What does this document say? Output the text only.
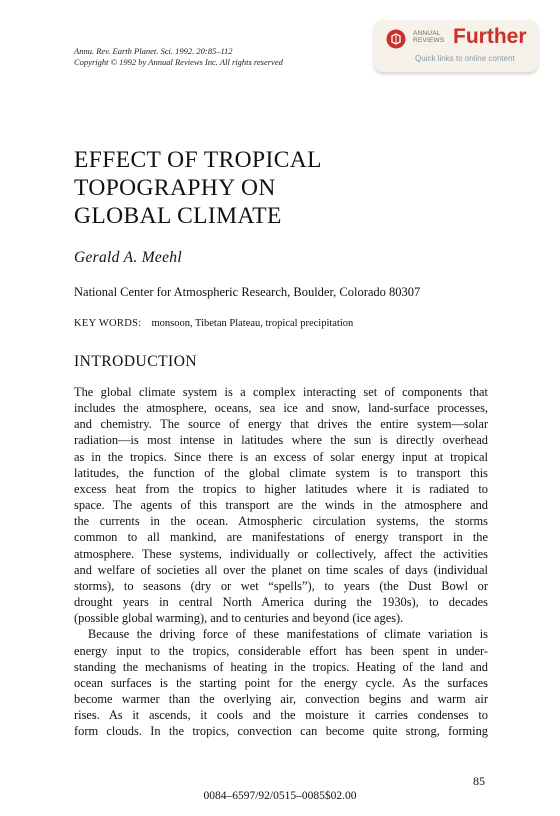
Annu. Rev. Earth Planet. Sci. 1992. 20:85–112
Copyright © 1992 by Annual Reviews Inc. All rights reserved
ANNUAL
REVIEWS Further
Quick links to online content
EFFECT OF TROPICAL
TOPOGRAPHY ON
GLOBAL CLIMATE
Gerald A. Meehl
National Center for Atmospheric Research, Boulder, Colorado 80307
KEY WORDS: monsoon, Tibetan Plateau, tropical precipitation
INTRODUCTION
The global climate system is a complex interacting set of components that
includes the atmosphere, oceans, sea ice and snow, land-surface processes,
and chemistry. The source of energy that drives the entire system—solar
radiation—is most intense in latitudes where the sun is directly overhead
as in the tropics. Since there is an excess of solar energy input at tropical
latitudes, the function of the global climate system is to transport this
excess heat from the tropics to higher latitudes where it is radiated to
space. The agents of this transport are the winds in the atmosphere and
the currents in the ocean. Atmospheric circulation systems, the storms
common to all mankind, are manifestations of energy transport in the
atmosphere. These systems, individually or collectively, affect the activities
and welfare of societies all over the planet on time scales of days (individual
storms), to seasons (dry or wet “spells”), to years (the Dust Bowl or
drought years in central North America during the 1930s), to decades
(possible global warming), and to centuries and beyond (ice ages).
Because the driving force of these manifestations of climate variation is
energy input to the tropics, considerable effort has been spent in under-
standing the mechanisms of heating in the tropics. Heating of the land and
ocean surfaces is the starting point for the energy cycle. As the surfaces
become warmer than the overlying air, convection begins and warm air
rises. As it ascends, it cools and the moisture it carries condenses to
form clouds. In the tropics, convection can become quite strong, forming
85
0084–6597/92/0515–0085$02.00
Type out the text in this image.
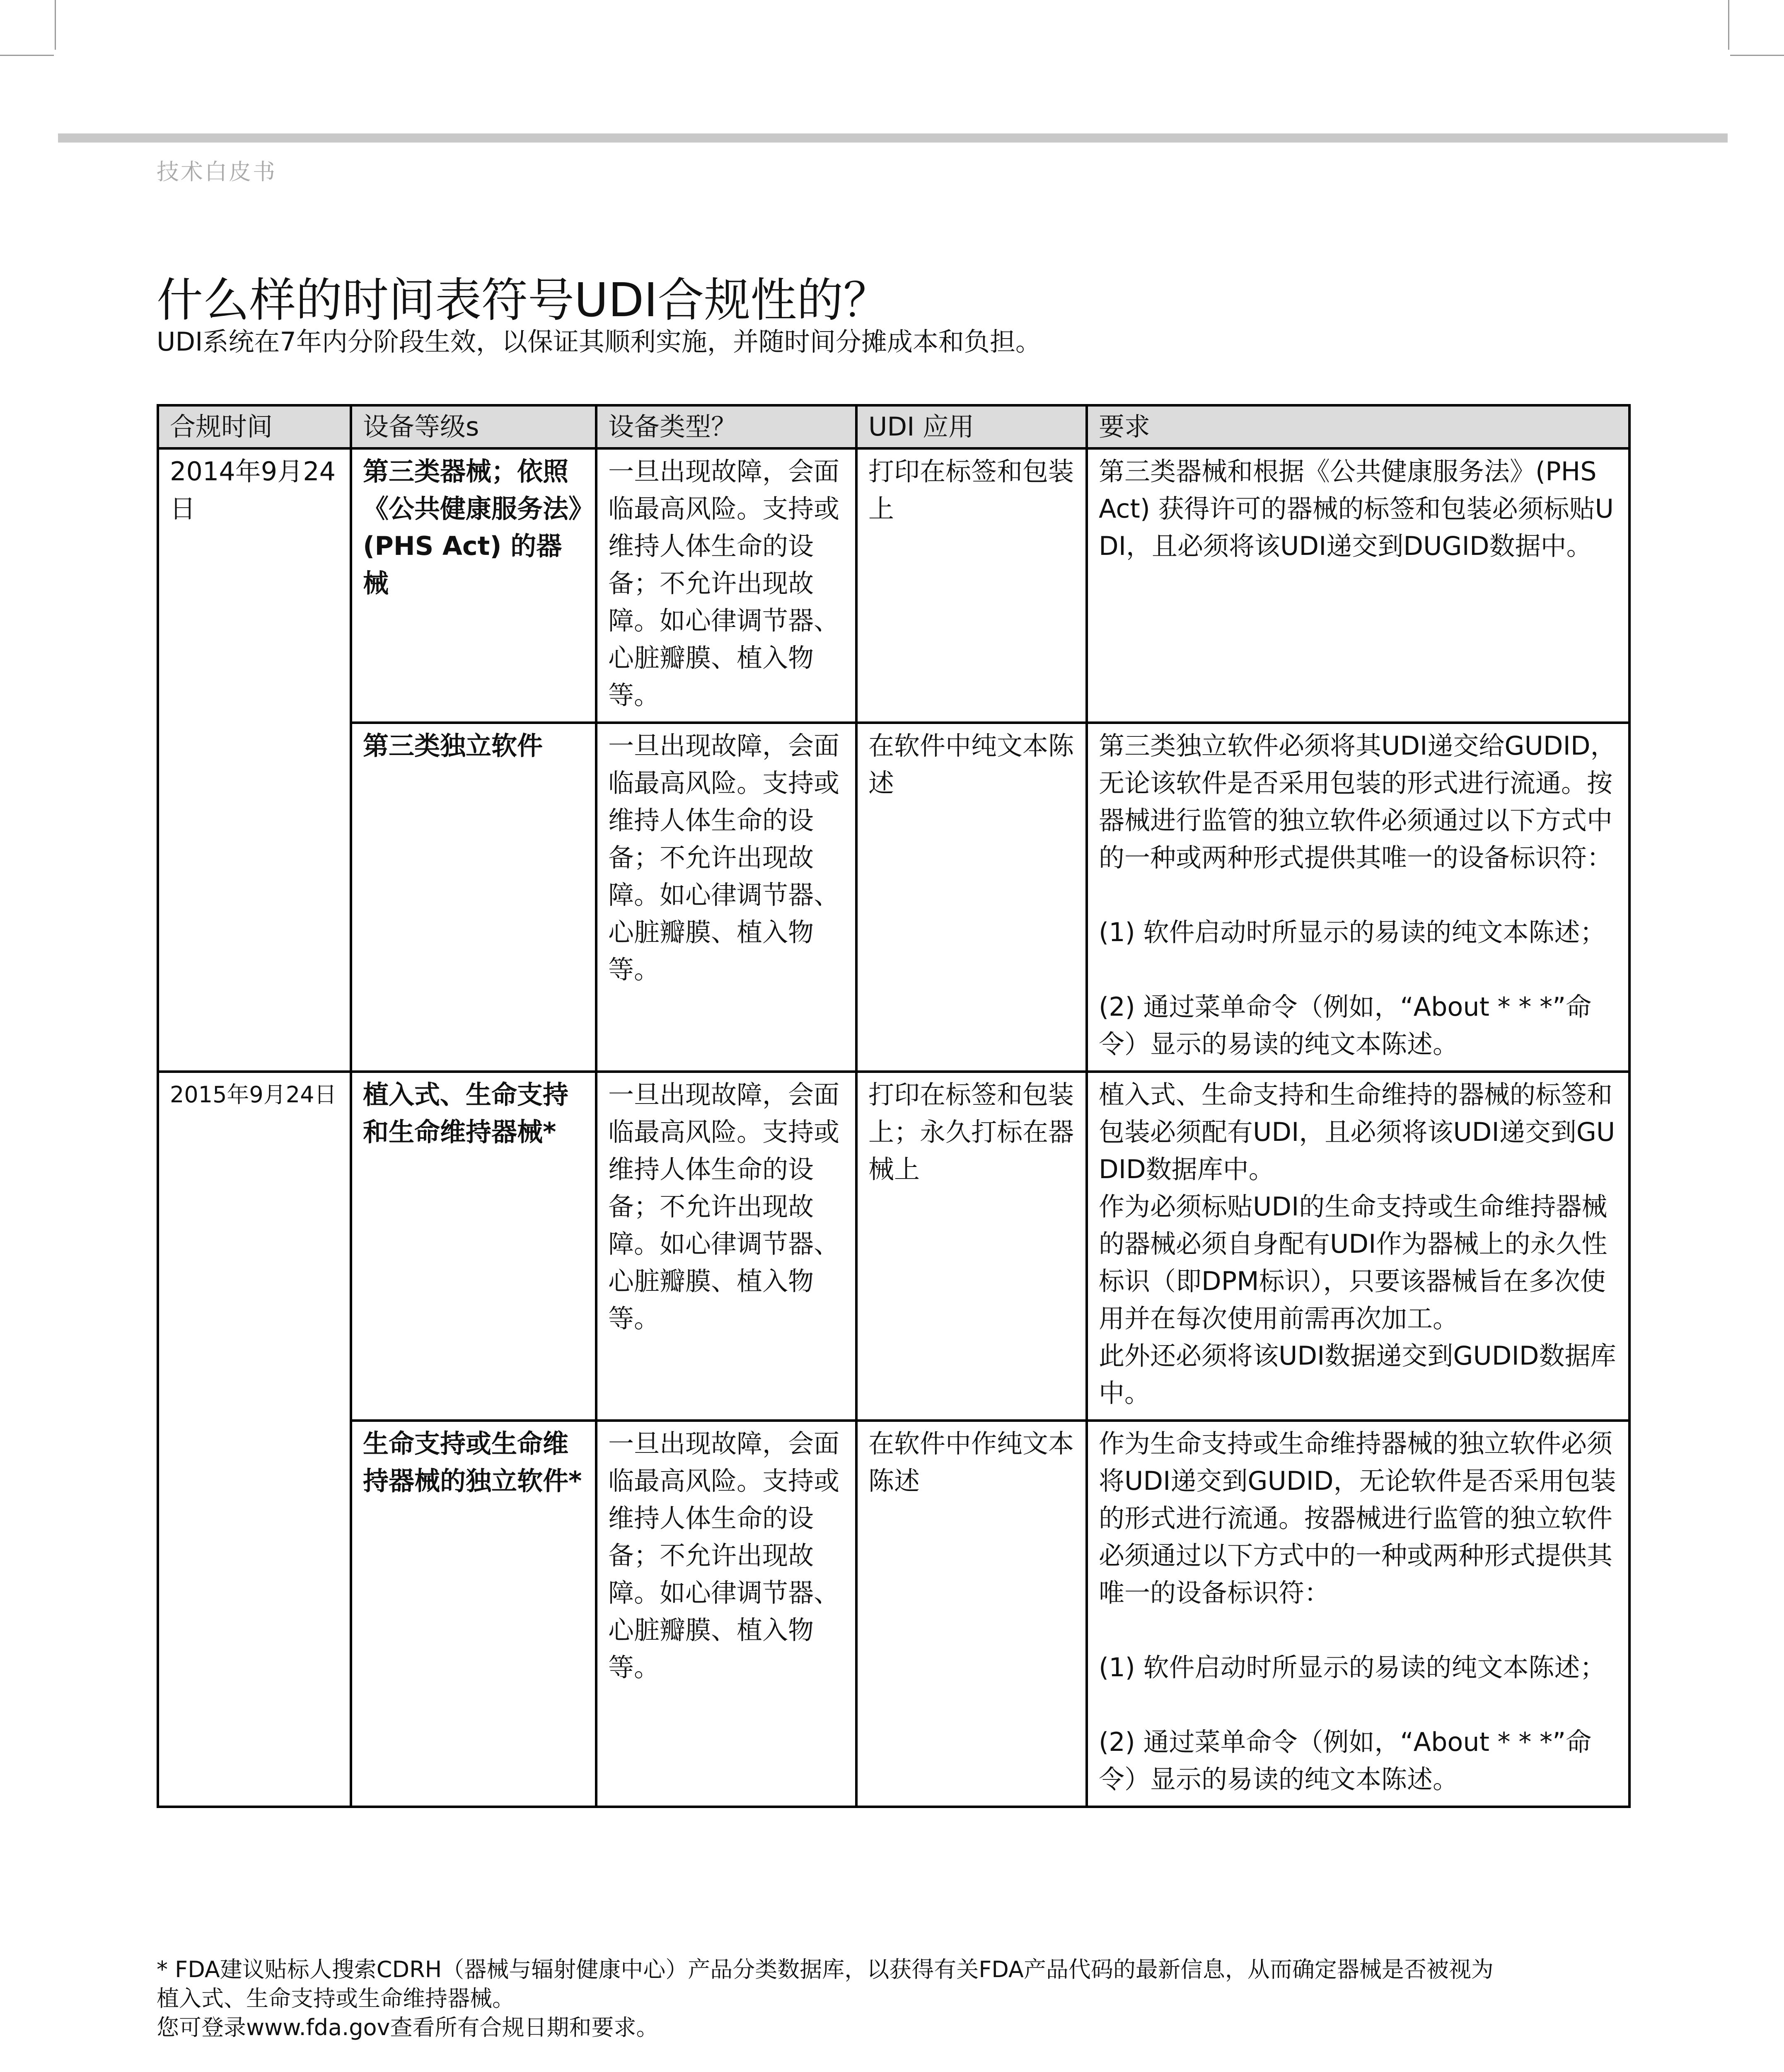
技术白皮书
什么样的时间表符号UDI合规性的？
UDI系统在7年内分阶段生效，以保证其顺利实施，并随时间分摊成本和负担。
合规时间	设备等级s	设备类型？	UDI 应用	要求
2014年9月24日	第三类器械；依照《公共健康服务法》(PHS Act) 的器械	一旦出现故障，会面临最高风险。支持或维持人体生命的设备；不允许出现故障。如心律调节器、心脏瓣膜、植入物等。	打印在标签和包装上	第三类器械和根据《公共健康服务法》(PHS Act) 获得许可的器械的标签和包装必须标贴UDI，且必须将该UDI递交到DUGID数据中。

	第三类独立软件	一旦出现故障，会面临最高风险。支持或维持人体生命的设备；不允许出现故障。如心律调节器、心脏瓣膜、植入物等。	在软件中纯文本陈述	第三类独立软件必须将其UDI递交给GUDID，无论该软件是否采用包装的形式进行流通。按器械进行监管的独立软件必须通过以下方式中的一种或两种形式提供其唯一的设备标识符：
(1) 软件启动时所显示的易读的纯文本陈述；
(2) 通过菜单命令（例如，“About * * *”命令）显示的易读的纯文本陈述。

2015年9月24日	植入式、生命支持和生命维持器械*	一旦出现故障，会面临最高风险。支持或维持人体生命的设备；不允许出现故障。如心律调节器、心脏瓣膜、植入物等。	打印在标签和包装上；永久打标在器械上	植入式、生命支持和生命维持的器械的标签和包装必须配有UDI，且必须将该UDI递交到GUDID数据库中。
作为必须标贴UDI的生命支持或生命维持器械的器械必须自身配有UDI作为器械上的永久性标识（即DPM标识），只要该器械旨在多次使用并在每次使用前需再次加工。
此外还必须将该UDI数据递交到GUDID数据库中。

	生命支持或生命维持器械的独立软件*	一旦出现故障，会面临最高风险。支持或维持人体生命的设备；不允许出现故障。如心律调节器、心脏瓣膜、植入物等。	在软件中作纯文本陈述	作为生命支持或生命维持器械的独立软件必须将UDI递交到GUDID，无论软件是否采用包装的形式进行流通。按器械进行监管的独立软件必须通过以下方式中的一种或两种形式提供其唯一的设备标识符：
(1) 软件启动时所显示的易读的纯文本陈述；
(2) 通过菜单命令（例如，“About * * *”命令）显示的易读的纯文本陈述。
* FDA建议贴标人搜索CDRH（器械与辐射健康中心）产品分类数据库，以获得有关FDA产品代码的最新信息，从而确定器械是否被视为
植入式、生命支持或生命维持器械。
您可登录www.fda.gov查看所有合规日期和要求。
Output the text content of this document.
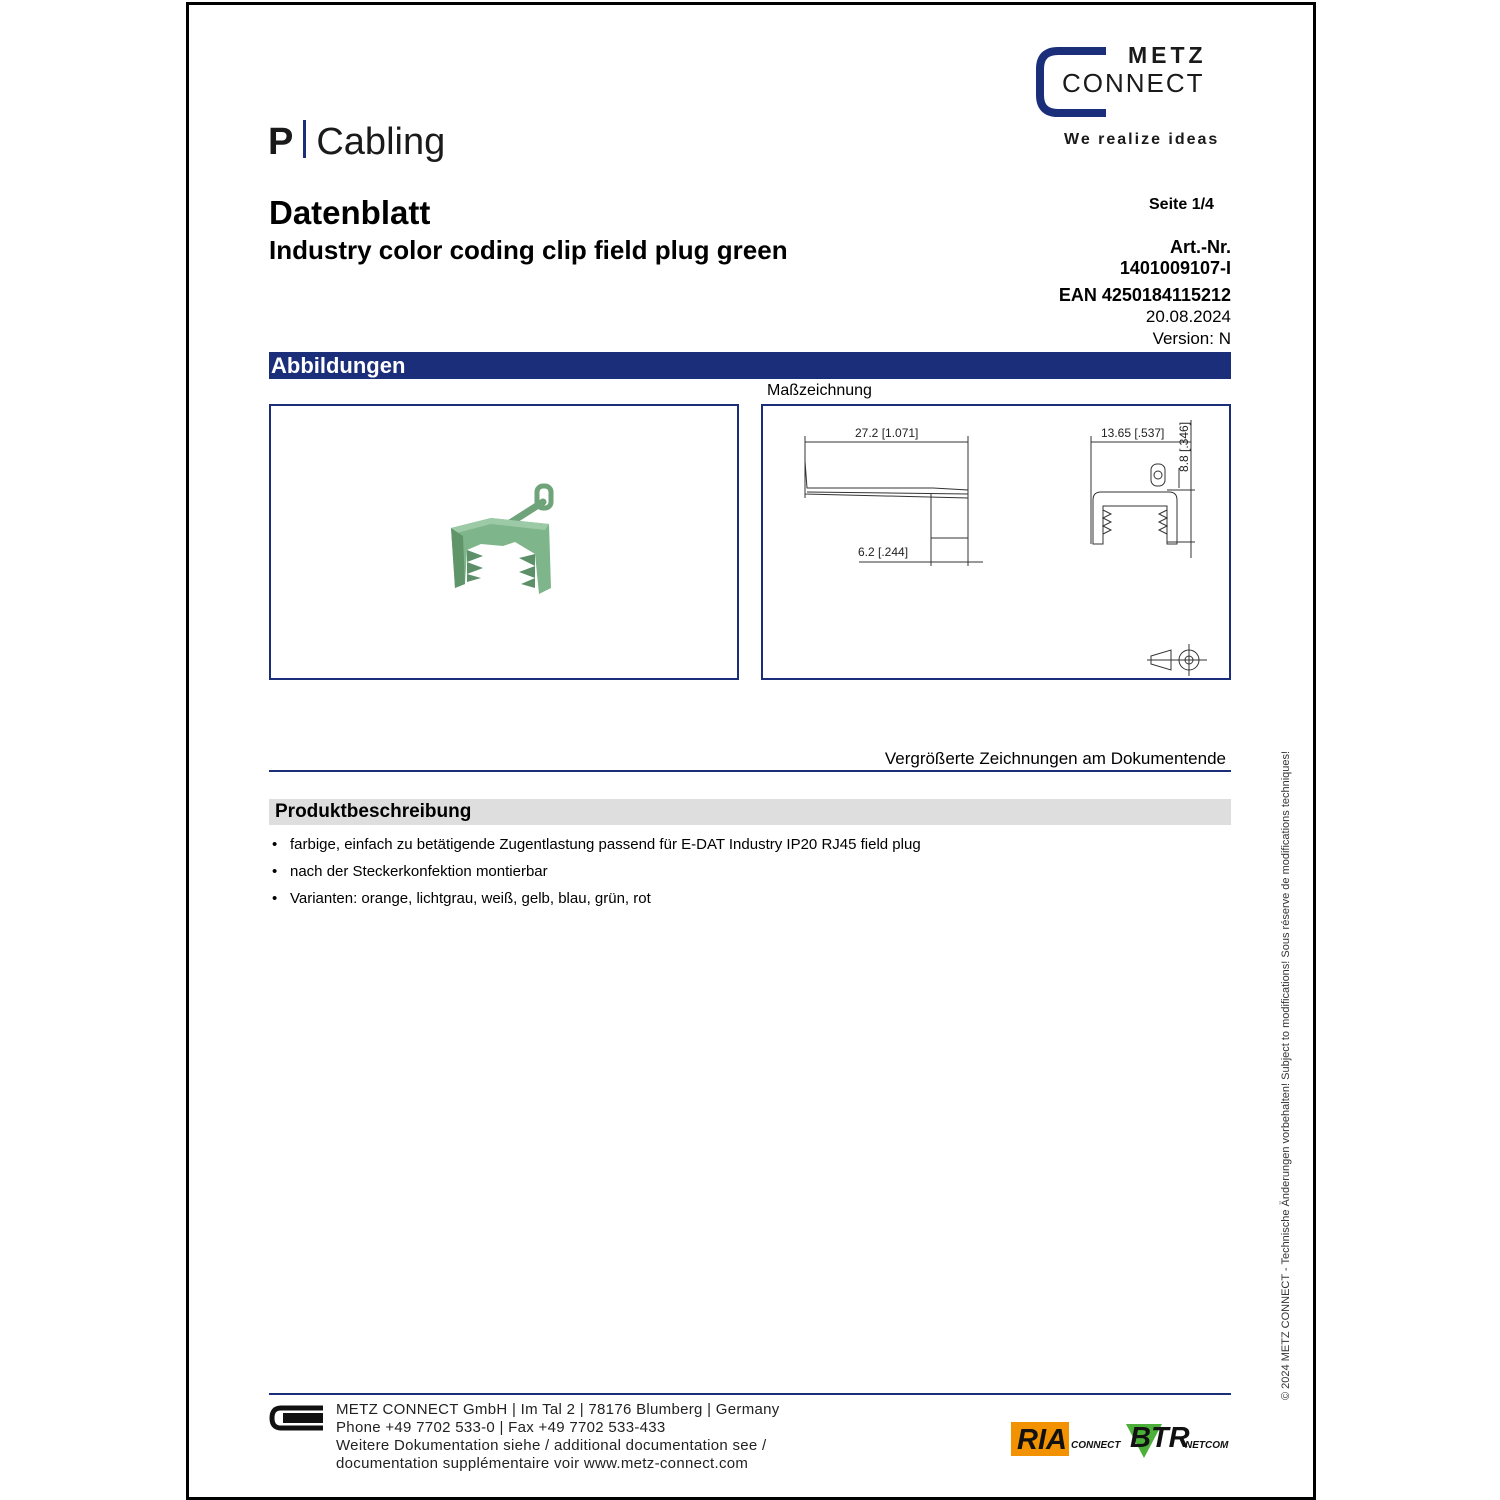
METZ
CONNECT
We realize ideas
P Cabling
Datenblatt
Industry color coding clip field plug green
Seite 1/4
Art.-Nr.
1401009107-I
EAN 4250184115212
20.08.2024
Version: N
Abbildungen
Maßzeichnung
27.2 [1.071]
6.2 [.244]
13.65 [.537] 8.8 [.346]
Vergrößerte Zeichnungen am Dokumentende
Produktbeschreibung
• farbige, einfach zu betätigende Zugentlastung passend für E-DAT Industry IP20 RJ45 field plug
• nach der Steckerkonfektion montierbar
• Varianten: orange, lichtgrau, weiß, gelb, blau, grün, rot	© 2024 METZ CONNECT - Technische Änderungen vorbehalten! Subject to modifications! Sous réserve de modifications techniques!
METZ CONNECT GmbH | Im Tal 2 | 78176 Blumberg | Germany
Phone +49 7702 533-0 | Fax +49 7702 533-433
Weitere Dokumentation siehe / additional documentation see /
documentation supplémentaire voir www.metz-connect.com
RIA CONNECT BTR
NETCOM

..............................

Work to do
The lines above form a set of records; determine how many of them contain the string "打印在标签和包装上" and give that number alone.

Complete answer
2